• Problem to solve: Repeat the data below exactly, dropping any pictures it holds.

[Recorded data]

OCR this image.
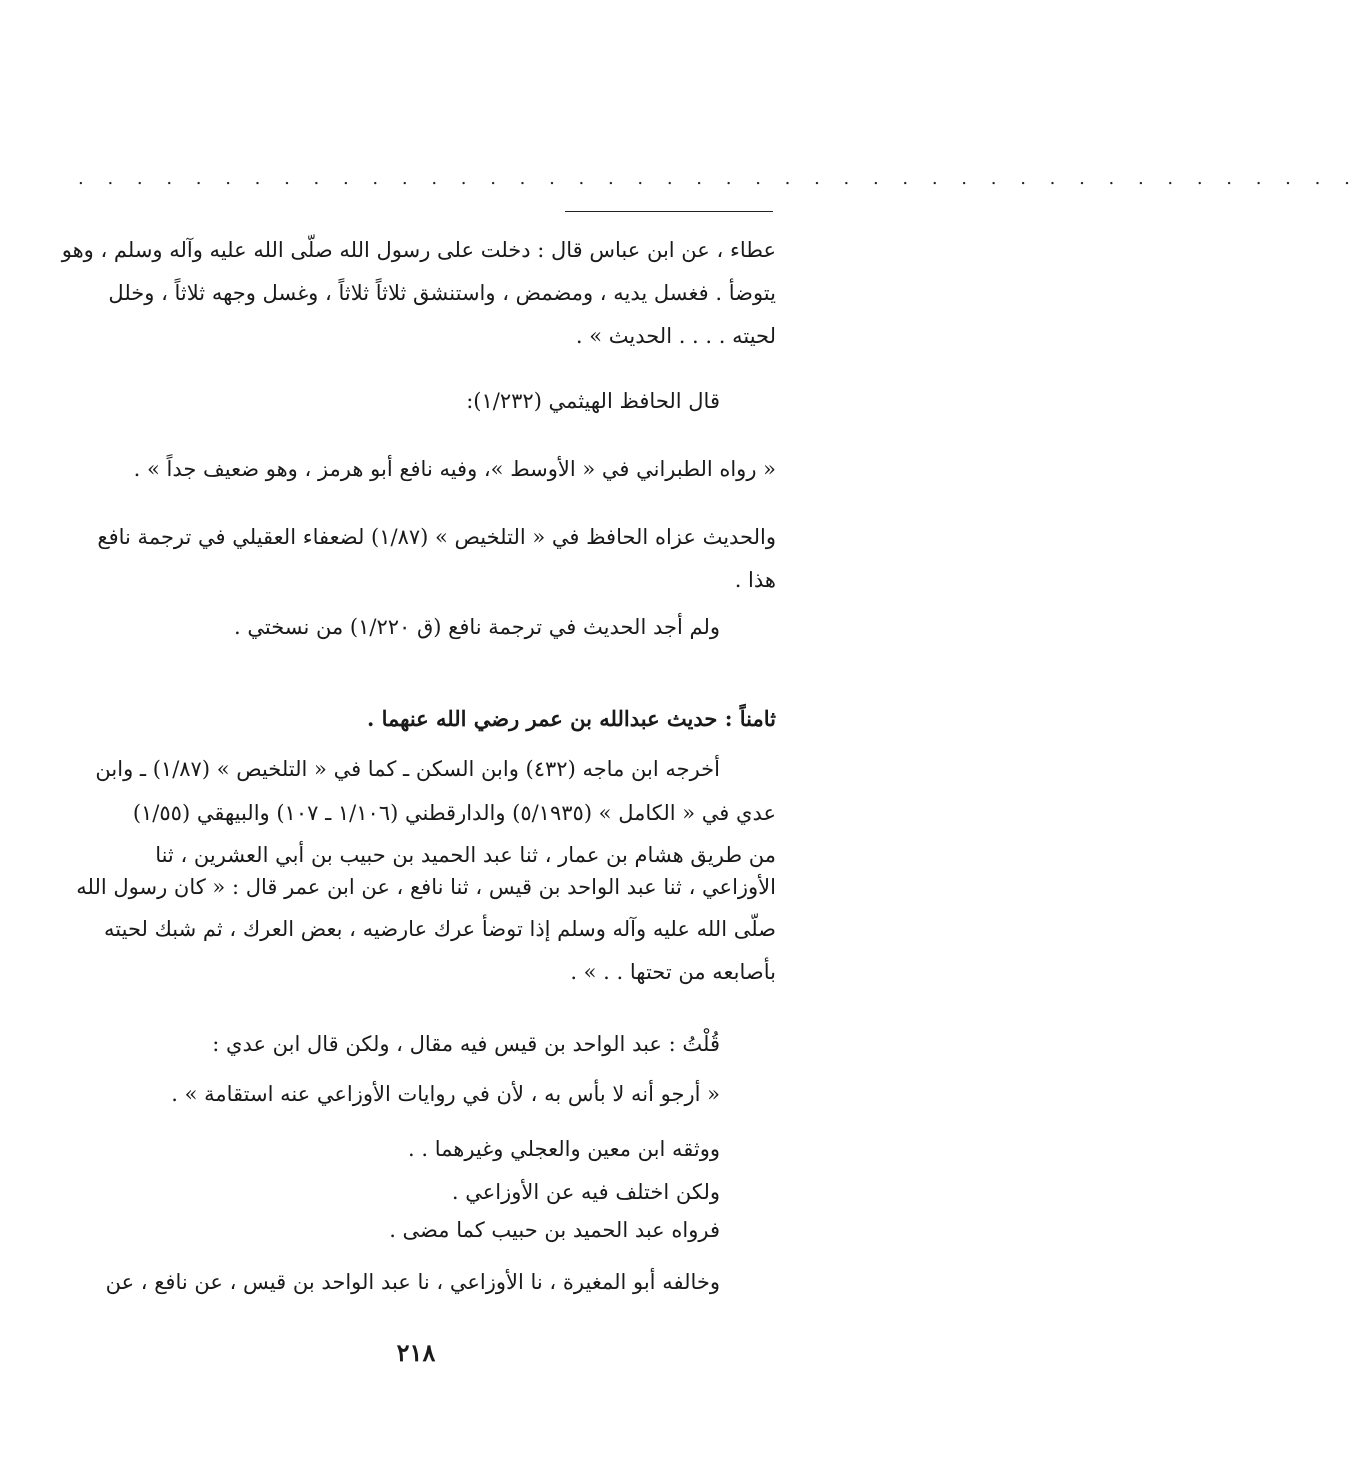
. . . . . . . . . . . . . . . . . . . . . . . . . . . . . . . . . . . . . . . . . . . .
عطاء ، عن ابن عباس قال : دخلت على رسول الله صلّى الله عليه وآله وسلم ، وهو
يتوضأ . فغسل يديه ، ومضمض ، واستنشق ثلاثاً ثلاثاً ، وغسل وجهه ثلاثاً ، وخلل
لحيته . . . . الحديث » .
قال الحافظ الهيثمي (١/٢٣٢):
« رواه الطبراني في « الأوسط »، وفيه نافع أبو هرمز ، وهو ضعيف جداً » .
والحديث عزاه الحافظ في « التلخيص » (١/٨٧) لضعفاء العقيلي في ترجمة نافع
هذا .
ولم أجد الحديث في ترجمة نافع (ق ١/٢٢٠) من نسختي .
ثامناً : حديث عبدالله بن عمر رضي الله عنهما .
أخرجه ابن ماجه (٤٣٢) وابن السكن ـ كما في « التلخيص » (١/٨٧) ـ وابن
عدي في « الكامل » (٥/١٩٣٥) والدارقطني (١/١٠٦ ـ ١٠٧) والبيهقي (١/٥٥)
من طريق هشام بن عمار ، ثنا عبد الحميد بن حبيب بن أبي العشرين ، ثنا
الأوزاعي ، ثنا عبد الواحد بن قيس ، ثنا نافع ، عن ابن عمر قال : « كان رسول الله
صلّى الله عليه وآله وسلم إذا توضأ عرك عارضيه ، بعض العرك ، ثم شبك لحيته
بأصابعه من تحتها . . » .
قُلْتُ : عبد الواحد بن قيس فيه مقال ، ولكن قال ابن عدي :
« أرجو أنه لا بأس به ، لأن في روايات الأوزاعي عنه استقامة » .
ووثقه ابن معين والعجلي وغيرهما . .
ولكن اختلف فيه عن الأوزاعي .
فرواه عبد الحميد بن حبيب كما مضى .
وخالفه أبو المغيرة ، نا الأوزاعي ، نا عبد الواحد بن قيس ، عن نافع ، عن
٢١٨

• Complete output:
OCR this image.
. . . . . . . . . . . . . . . . . . . . . . . . . . . . . . . . . . . . . . . . . . . .
عطاء ، عن ابن عباس قال : دخلت على رسول الله صلّى الله عليه وآله وسلم ، وهو
يتوضأ . فغسل يديه ، ومضمض ، واستنشق ثلاثاً ثلاثاً ، وغسل وجهه ثلاثاً ، وخلل
لحيته . . . . الحديث » .
قال الحافظ الهيثمي (١/٢٣٢):
« رواه الطبراني في « الأوسط »، وفيه نافع أبو هرمز ، وهو ضعيف جداً » .
والحديث عزاه الحافظ في « التلخيص » (١/٨٧) لضعفاء العقيلي في ترجمة نافع
هذا .
ولم أجد الحديث في ترجمة نافع (ق ١/٢٢٠) من نسختي .
ثامناً : حديث عبدالله بن عمر رضي الله عنهما .
أخرجه ابن ماجه (٤٣٢) وابن السكن ـ كما في « التلخيص » (١/٨٧) ـ وابن
عدي في « الكامل » (٥/١٩٣٥) والدارقطني (١/١٠٦ ـ ١٠٧) والبيهقي (١/٥٥)
من طريق هشام بن عمار ، ثنا عبد الحميد بن حبيب بن أبي العشرين ، ثنا
الأوزاعي ، ثنا عبد الواحد بن قيس ، ثنا نافع ، عن ابن عمر قال : « كان رسول الله
صلّى الله عليه وآله وسلم إذا توضأ عرك عارضيه ، بعض العرك ، ثم شبك لحيته
بأصابعه من تحتها . . » .
قُلْتُ : عبد الواحد بن قيس فيه مقال ، ولكن قال ابن عدي :
« أرجو أنه لا بأس به ، لأن في روايات الأوزاعي عنه استقامة » .
ووثقه ابن معين والعجلي وغيرهما . .
ولكن اختلف فيه عن الأوزاعي .
فرواه عبد الحميد بن حبيب كما مضى .
وخالفه أبو المغيرة ، نا الأوزاعي ، نا عبد الواحد بن قيس ، عن نافع ، عن
٢١٨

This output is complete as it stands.